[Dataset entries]
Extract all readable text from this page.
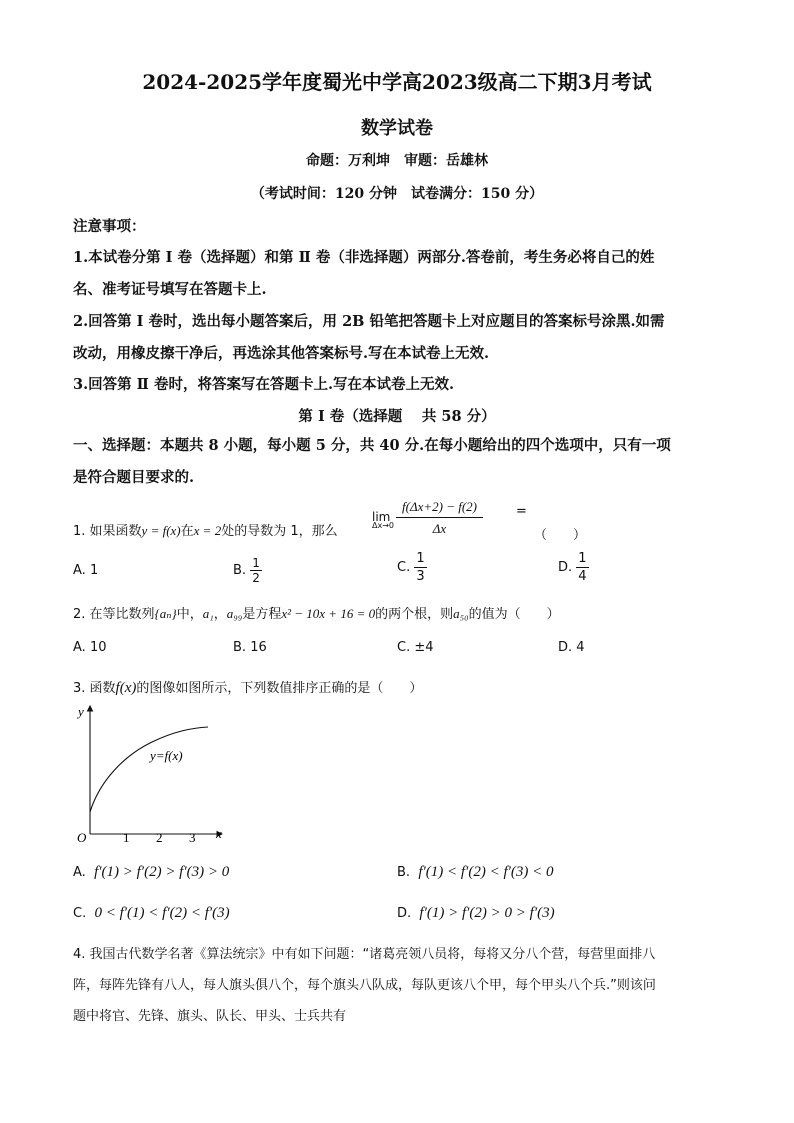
2024-2025学年度蜀光中学高2023级高二下期3月考试
数学试卷
命题：万利坤　审题：岳雄林
（考试时间：120 分钟　试卷满分：150 分）
注意事项：
1.本试卷分第 Ⅰ 卷（选择题）和第 Ⅱ 卷（非选择题）两部分.答卷前，考生务必将自己的姓
名、准考证号填写在答题卡上.
2.回答第 Ⅰ 卷时，选出每小题答案后，用 2B 铅笔把答题卡上对应题目的答案标号涂黑.如需
改动，用橡皮擦干净后，再选涂其他答案标号.写在本试卷上无效.
3.回答第 Ⅱ 卷时，将答案写在答题卡上.写在本试卷上无效.
第 Ⅰ 卷（选择题　 共 58 分）
一、选择题：本题共 8 小题，每小题 5 分，共 40 分.在每小题给出的四个选项中，只有一项
是符合题目要求的.
1. 如果函数y = f(x)在x = 2处的导数为 1，那么
lim
$\Delta x\to 0 \frac{f(\Delta x+2) - f(2)}{\Delta x}$	=
（　　）
A. 1	B. $\frac{1}{2}$	C. $\frac{1}{3}$	D. $\frac{1}{4}$
2. 在等比数列{aₙ}中，a₁，a₉₉是方程x² − 10x + 16 = 0的两个根，则a₅₀的值为（　　）
A. 10	B. 16	C. ±4	D. 4
3. 函数f(x)的图像如图所示，下列数值排序正确的是（　　）
y
x
O	1 2 3
y=f(x)
A. f′(1) > f′(2) > f′(3) > 0	B. f′(1) < f′(2) < f′(3) < 0
C. 0 < f′(1) < f′(2) < f′(3)	D. f′(1) > f′(2) > 0 > f′(3)
4. 我国古代数学名著《算法统宗》中有如下问题：“诸葛亮领八员将，每将又分八个营，每营里面排八
阵，每阵先锋有八人，每人旗头俱八个，每个旗头八队成，每队更该八个甲，每个甲头八个兵.”则该问
题中将官、先锋、旗头、队长、甲头、士兵共有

Do this> Images in the records should not be copied. Repeat all the rest exactly.

Reply>
Extract all readable text from this page.
2024-2025学年度蜀光中学高2023级高二下期3月考试
数学试卷
命题：万利坤　审题：岳雄林
（考试时间：120 分钟　试卷满分：150 分）
注意事项：
1.本试卷分第 Ⅰ 卷（选择题）和第 Ⅱ 卷（非选择题）两部分.答卷前，考生务必将自己的姓
名、准考证号填写在答题卡上.
2.回答第 Ⅰ 卷时，选出每小题答案后，用 2B 铅笔把答题卡上对应题目的答案标号涂黑.如需
改动，用橡皮擦干净后，再选涂其他答案标号.写在本试卷上无效.
3.回答第 Ⅱ 卷时，将答案写在答题卡上.写在本试卷上无效.
第 Ⅰ 卷（选择题　 共 58 分）
一、选择题：本题共 8 小题，每小题 5 分，共 40 分.在每小题给出的四个选项中，只有一项
是符合题目要求的.
1. 如果函数y = f(x)在x = 2处的导数为 1，那么
lim
$\Delta x\to 0 \frac{f(\Delta x+2) - f(2)}{\Delta x}$	=
（　　）
A. 1	B. $\frac{1}{2}$	C. $\frac{1}{3}$	D. $\frac{1}{4}$
2. 在等比数列{aₙ}中，a₁，a₉₉是方程x² − 10x + 16 = 0的两个根，则a₅₀的值为（　　）
A. 10	B. 16	C. ±4	D. 4
3. 函数f(x)的图像如图所示，下列数值排序正确的是（　　）
y
x
O	1 2 3
y=f(x)
A. f′(1) > f′(2) > f′(3) > 0	B. f′(1) < f′(2) < f′(3) < 0
C. 0 < f′(1) < f′(2) < f′(3)	D. f′(1) > f′(2) > 0 > f′(3)
4. 我国古代数学名著《算法统宗》中有如下问题：“诸葛亮领八员将，每将又分八个营，每营里面排八
阵，每阵先锋有八人，每人旗头俱八个，每个旗头八队成，每队更该八个甲，每个甲头八个兵.”则该问
题中将官、先锋、旗头、队长、甲头、士兵共有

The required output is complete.